(Available records)
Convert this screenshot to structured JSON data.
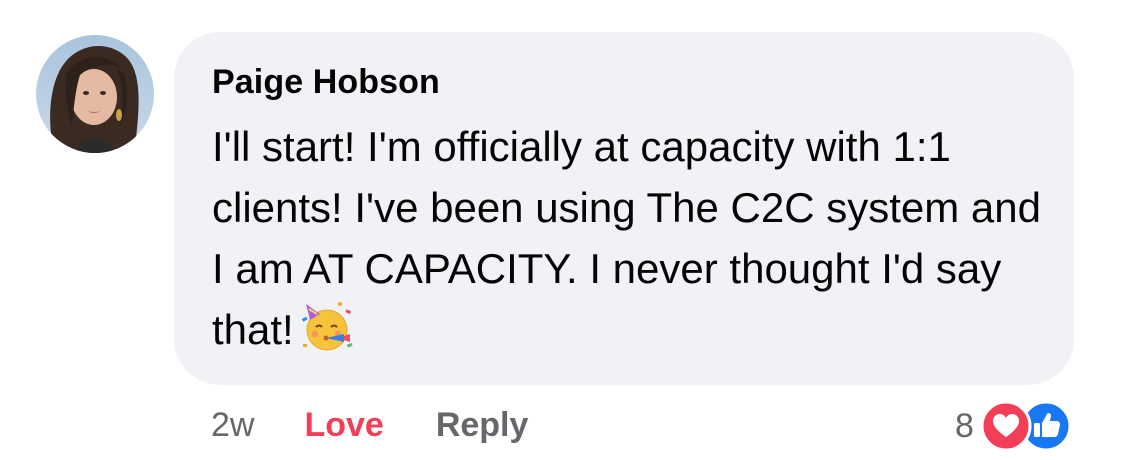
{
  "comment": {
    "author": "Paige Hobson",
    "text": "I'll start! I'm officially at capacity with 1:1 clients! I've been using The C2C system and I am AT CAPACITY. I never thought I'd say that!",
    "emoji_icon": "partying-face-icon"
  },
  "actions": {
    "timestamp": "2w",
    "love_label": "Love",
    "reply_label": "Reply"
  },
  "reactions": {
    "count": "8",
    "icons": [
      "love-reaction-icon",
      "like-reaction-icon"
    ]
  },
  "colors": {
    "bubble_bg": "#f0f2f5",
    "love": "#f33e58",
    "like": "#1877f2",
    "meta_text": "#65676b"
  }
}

---

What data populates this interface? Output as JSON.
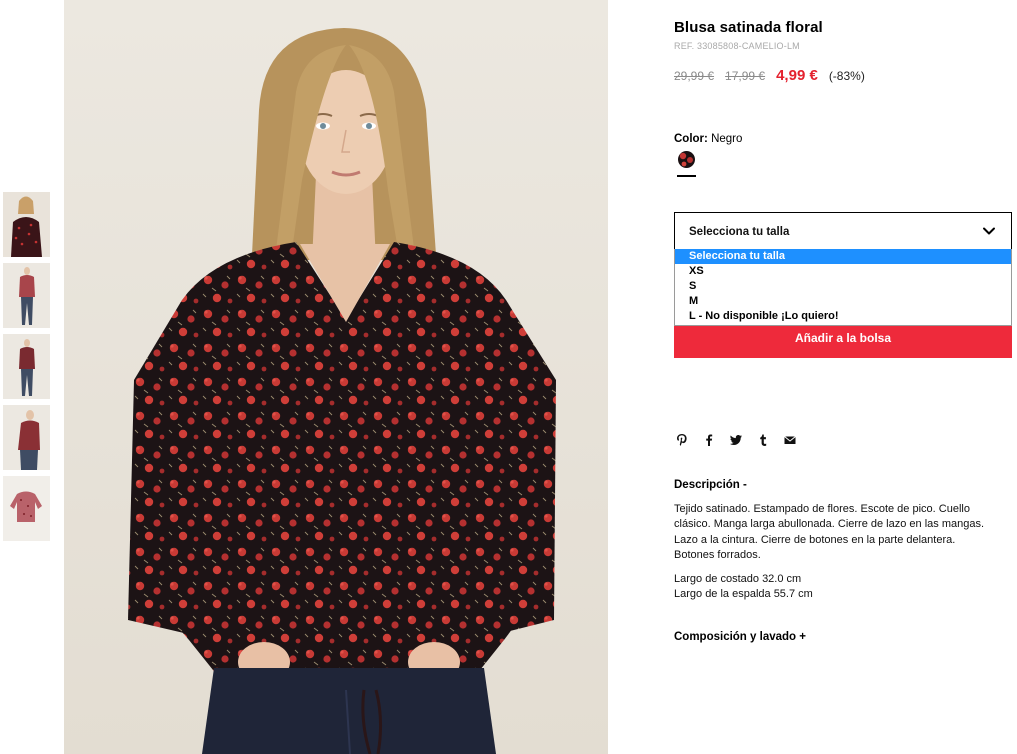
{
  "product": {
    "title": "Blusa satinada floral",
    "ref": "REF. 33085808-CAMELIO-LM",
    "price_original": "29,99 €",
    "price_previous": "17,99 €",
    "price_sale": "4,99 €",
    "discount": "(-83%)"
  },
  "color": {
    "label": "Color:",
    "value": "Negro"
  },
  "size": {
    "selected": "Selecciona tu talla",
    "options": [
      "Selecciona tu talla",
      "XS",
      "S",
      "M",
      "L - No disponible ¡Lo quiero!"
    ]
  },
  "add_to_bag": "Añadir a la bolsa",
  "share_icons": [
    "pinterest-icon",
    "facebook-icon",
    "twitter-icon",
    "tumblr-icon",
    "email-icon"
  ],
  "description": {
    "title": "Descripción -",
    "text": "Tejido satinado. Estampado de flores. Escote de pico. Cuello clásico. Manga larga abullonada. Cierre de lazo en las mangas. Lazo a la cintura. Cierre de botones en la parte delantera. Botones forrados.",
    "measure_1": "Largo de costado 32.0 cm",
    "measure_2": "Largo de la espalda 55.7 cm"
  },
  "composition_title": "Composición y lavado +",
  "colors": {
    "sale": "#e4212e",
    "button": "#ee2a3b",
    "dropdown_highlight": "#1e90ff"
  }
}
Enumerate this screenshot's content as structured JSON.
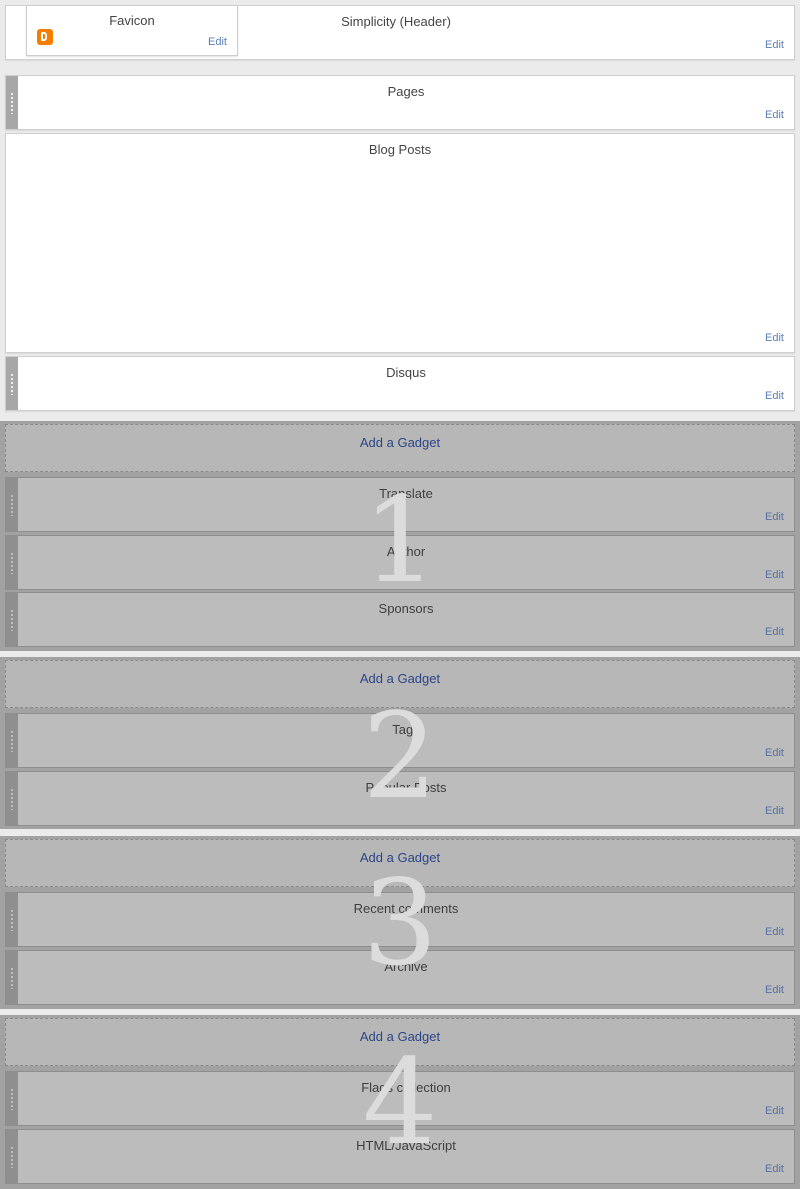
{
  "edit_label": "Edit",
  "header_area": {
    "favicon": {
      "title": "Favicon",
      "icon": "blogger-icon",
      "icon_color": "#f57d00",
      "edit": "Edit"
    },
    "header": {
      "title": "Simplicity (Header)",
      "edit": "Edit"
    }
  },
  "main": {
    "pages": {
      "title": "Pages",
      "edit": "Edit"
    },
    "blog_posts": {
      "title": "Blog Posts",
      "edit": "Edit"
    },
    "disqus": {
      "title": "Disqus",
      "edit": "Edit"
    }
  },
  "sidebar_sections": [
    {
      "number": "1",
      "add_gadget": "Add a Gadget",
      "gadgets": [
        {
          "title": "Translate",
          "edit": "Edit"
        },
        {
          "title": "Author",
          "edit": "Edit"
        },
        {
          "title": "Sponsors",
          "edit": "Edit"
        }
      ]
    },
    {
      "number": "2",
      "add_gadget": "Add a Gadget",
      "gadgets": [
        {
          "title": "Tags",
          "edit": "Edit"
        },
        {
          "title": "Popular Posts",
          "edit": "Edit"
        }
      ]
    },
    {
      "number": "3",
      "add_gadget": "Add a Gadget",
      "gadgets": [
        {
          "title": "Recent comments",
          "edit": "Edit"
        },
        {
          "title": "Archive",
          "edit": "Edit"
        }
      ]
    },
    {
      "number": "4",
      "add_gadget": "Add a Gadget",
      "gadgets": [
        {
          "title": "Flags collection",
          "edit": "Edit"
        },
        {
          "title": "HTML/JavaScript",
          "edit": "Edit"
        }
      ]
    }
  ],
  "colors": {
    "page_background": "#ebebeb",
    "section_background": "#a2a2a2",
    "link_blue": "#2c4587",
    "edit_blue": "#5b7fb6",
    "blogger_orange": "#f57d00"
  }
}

--

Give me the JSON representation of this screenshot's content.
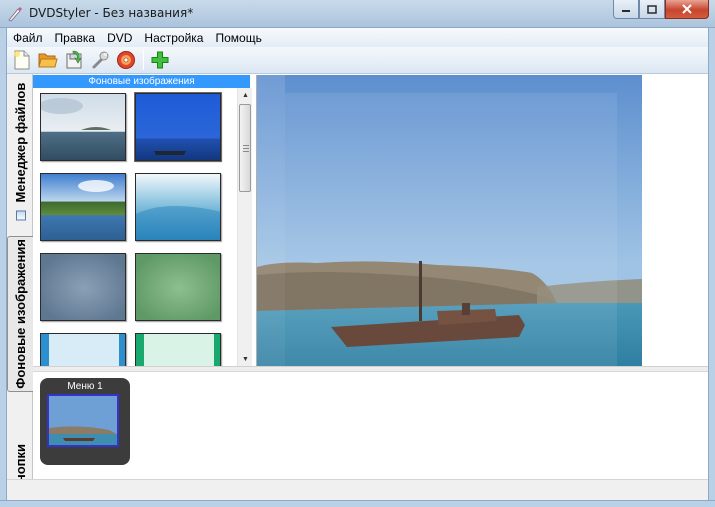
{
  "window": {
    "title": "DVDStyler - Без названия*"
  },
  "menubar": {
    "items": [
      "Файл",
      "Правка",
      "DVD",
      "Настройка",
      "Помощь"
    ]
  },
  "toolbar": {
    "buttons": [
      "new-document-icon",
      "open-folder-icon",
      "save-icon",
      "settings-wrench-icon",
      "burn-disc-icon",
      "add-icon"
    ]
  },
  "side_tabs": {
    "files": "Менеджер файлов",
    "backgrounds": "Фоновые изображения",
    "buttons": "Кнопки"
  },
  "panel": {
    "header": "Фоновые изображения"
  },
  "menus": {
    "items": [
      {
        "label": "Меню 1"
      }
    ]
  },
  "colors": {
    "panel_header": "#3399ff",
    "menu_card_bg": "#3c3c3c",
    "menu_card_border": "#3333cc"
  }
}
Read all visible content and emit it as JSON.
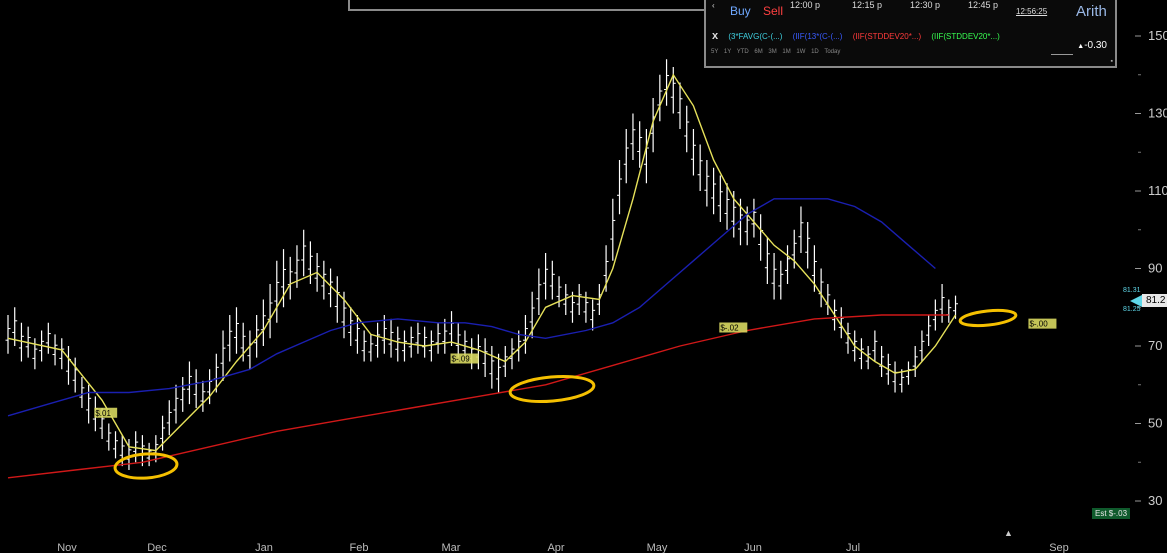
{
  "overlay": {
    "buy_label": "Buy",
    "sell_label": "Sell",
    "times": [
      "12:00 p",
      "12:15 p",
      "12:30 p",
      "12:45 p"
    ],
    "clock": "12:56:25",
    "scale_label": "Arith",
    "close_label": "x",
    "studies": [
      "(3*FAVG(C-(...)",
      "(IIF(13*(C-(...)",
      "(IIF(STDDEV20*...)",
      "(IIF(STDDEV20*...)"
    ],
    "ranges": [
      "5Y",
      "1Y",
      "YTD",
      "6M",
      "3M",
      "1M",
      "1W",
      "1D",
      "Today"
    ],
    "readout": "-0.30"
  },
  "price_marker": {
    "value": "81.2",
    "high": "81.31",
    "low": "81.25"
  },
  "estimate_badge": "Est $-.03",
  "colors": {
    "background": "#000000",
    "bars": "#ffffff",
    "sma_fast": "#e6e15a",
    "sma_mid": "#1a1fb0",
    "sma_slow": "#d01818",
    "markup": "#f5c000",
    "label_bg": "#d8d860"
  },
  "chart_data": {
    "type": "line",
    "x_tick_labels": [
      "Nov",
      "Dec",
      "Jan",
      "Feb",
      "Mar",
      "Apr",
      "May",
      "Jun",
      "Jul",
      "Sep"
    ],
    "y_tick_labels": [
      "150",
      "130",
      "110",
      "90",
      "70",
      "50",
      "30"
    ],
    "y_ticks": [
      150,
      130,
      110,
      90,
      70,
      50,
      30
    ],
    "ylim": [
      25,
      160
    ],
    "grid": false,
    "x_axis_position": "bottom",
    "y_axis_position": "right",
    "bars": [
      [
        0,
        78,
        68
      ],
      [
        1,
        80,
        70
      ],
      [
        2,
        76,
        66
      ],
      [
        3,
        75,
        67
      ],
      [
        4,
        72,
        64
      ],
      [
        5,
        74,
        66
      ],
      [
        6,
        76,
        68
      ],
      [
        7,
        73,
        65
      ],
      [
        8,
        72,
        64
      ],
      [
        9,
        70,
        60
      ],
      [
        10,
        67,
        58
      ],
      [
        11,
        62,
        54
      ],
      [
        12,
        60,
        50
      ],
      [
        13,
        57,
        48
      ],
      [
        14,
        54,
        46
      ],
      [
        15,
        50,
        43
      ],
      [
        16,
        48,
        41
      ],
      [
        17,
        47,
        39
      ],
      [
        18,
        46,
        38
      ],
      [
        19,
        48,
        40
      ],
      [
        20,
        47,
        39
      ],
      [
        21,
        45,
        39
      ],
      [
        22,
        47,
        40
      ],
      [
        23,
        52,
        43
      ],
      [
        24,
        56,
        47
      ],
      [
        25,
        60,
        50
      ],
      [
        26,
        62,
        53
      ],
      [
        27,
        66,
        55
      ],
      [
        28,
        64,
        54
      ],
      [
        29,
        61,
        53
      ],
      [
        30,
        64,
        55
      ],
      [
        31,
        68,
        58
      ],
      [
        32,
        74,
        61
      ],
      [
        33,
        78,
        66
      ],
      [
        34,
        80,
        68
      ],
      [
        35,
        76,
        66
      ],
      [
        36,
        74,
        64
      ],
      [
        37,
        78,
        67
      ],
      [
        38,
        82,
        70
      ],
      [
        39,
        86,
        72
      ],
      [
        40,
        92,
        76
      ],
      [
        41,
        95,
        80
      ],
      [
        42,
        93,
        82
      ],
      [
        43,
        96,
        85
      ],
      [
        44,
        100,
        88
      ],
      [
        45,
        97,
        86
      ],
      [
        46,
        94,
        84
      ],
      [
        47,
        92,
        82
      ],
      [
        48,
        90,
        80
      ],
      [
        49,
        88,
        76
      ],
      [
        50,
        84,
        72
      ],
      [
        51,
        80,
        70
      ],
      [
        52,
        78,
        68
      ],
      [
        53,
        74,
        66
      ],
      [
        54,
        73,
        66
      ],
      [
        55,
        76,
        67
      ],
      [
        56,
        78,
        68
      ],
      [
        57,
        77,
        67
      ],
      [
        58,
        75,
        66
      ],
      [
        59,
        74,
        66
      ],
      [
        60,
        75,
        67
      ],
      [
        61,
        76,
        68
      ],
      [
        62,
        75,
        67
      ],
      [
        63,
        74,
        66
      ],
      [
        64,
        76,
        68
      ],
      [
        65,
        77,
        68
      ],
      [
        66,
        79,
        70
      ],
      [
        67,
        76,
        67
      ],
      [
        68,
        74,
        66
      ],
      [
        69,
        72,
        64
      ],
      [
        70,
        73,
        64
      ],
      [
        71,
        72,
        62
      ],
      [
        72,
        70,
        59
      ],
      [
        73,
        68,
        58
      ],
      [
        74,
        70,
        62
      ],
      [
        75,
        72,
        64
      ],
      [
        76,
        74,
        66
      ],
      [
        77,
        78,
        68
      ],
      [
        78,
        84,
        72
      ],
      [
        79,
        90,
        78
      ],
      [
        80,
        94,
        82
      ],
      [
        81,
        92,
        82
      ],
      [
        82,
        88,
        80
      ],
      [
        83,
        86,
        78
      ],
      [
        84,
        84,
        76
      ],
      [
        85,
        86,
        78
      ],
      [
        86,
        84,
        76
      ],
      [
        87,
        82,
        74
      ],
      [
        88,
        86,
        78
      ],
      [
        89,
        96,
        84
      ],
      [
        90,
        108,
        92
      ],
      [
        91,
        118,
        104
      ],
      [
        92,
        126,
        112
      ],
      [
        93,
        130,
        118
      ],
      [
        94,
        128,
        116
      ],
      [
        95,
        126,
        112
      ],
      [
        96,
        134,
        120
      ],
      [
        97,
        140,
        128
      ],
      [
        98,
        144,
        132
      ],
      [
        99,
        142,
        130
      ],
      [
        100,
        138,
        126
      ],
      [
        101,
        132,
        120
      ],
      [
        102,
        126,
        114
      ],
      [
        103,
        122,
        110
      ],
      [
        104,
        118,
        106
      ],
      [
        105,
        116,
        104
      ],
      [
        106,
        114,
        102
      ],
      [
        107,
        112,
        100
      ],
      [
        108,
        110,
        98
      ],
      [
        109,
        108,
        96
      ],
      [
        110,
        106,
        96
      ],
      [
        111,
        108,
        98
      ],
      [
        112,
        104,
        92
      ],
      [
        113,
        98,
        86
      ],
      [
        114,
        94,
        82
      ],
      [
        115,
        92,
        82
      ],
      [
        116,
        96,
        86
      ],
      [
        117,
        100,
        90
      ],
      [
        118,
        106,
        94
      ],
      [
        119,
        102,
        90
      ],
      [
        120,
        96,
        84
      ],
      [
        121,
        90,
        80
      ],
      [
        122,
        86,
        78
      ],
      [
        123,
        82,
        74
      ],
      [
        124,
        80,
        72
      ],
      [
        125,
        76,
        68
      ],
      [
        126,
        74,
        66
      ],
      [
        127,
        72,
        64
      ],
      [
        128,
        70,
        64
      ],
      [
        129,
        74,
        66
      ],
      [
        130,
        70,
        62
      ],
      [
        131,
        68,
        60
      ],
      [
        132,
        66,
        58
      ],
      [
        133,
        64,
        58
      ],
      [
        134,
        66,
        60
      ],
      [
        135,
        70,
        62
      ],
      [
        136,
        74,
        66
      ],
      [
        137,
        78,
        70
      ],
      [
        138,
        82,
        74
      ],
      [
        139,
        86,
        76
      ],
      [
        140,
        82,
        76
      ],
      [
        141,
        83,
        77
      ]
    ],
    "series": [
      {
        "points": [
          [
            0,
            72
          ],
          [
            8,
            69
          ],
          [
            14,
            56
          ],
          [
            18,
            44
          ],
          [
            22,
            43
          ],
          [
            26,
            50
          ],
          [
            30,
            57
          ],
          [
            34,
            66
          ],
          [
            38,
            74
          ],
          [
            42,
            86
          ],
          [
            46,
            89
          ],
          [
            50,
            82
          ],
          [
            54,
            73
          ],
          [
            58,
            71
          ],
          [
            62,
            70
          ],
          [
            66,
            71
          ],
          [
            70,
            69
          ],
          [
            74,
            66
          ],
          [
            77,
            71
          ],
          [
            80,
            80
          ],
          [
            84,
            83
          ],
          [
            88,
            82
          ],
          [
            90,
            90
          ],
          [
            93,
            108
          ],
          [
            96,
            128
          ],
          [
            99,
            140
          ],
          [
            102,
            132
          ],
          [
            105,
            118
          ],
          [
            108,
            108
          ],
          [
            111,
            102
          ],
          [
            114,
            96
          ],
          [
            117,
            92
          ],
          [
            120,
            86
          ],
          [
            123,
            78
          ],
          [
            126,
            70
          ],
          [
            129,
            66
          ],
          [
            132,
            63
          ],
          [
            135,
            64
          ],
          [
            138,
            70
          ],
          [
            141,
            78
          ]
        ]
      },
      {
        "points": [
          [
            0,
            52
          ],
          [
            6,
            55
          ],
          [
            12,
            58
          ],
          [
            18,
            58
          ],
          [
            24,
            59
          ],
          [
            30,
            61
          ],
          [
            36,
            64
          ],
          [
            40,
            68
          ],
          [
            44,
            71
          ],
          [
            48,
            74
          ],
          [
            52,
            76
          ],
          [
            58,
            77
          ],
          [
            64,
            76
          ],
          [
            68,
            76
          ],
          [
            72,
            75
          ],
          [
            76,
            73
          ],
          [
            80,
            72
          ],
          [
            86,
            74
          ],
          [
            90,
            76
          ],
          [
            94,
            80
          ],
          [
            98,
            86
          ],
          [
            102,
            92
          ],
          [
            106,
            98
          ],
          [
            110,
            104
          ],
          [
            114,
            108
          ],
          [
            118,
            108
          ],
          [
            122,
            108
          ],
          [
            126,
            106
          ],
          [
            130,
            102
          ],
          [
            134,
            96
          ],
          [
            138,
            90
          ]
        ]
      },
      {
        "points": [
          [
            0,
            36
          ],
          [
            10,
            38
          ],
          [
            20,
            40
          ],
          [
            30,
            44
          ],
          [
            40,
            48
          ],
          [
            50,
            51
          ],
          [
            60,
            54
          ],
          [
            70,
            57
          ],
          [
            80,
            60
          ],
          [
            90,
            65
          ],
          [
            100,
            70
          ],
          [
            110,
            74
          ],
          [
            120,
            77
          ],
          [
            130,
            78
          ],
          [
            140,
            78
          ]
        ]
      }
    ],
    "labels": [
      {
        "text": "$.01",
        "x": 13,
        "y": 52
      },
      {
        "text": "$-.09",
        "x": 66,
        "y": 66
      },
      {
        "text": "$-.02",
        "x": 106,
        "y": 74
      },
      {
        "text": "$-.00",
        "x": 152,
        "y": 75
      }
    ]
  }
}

(Objective)
Filter the entries down to the lines with the word "Фоновые" in them.

(Solution below)
    "backgrounds": "Фоновые изображения",
    "header": "Фоновые изображения"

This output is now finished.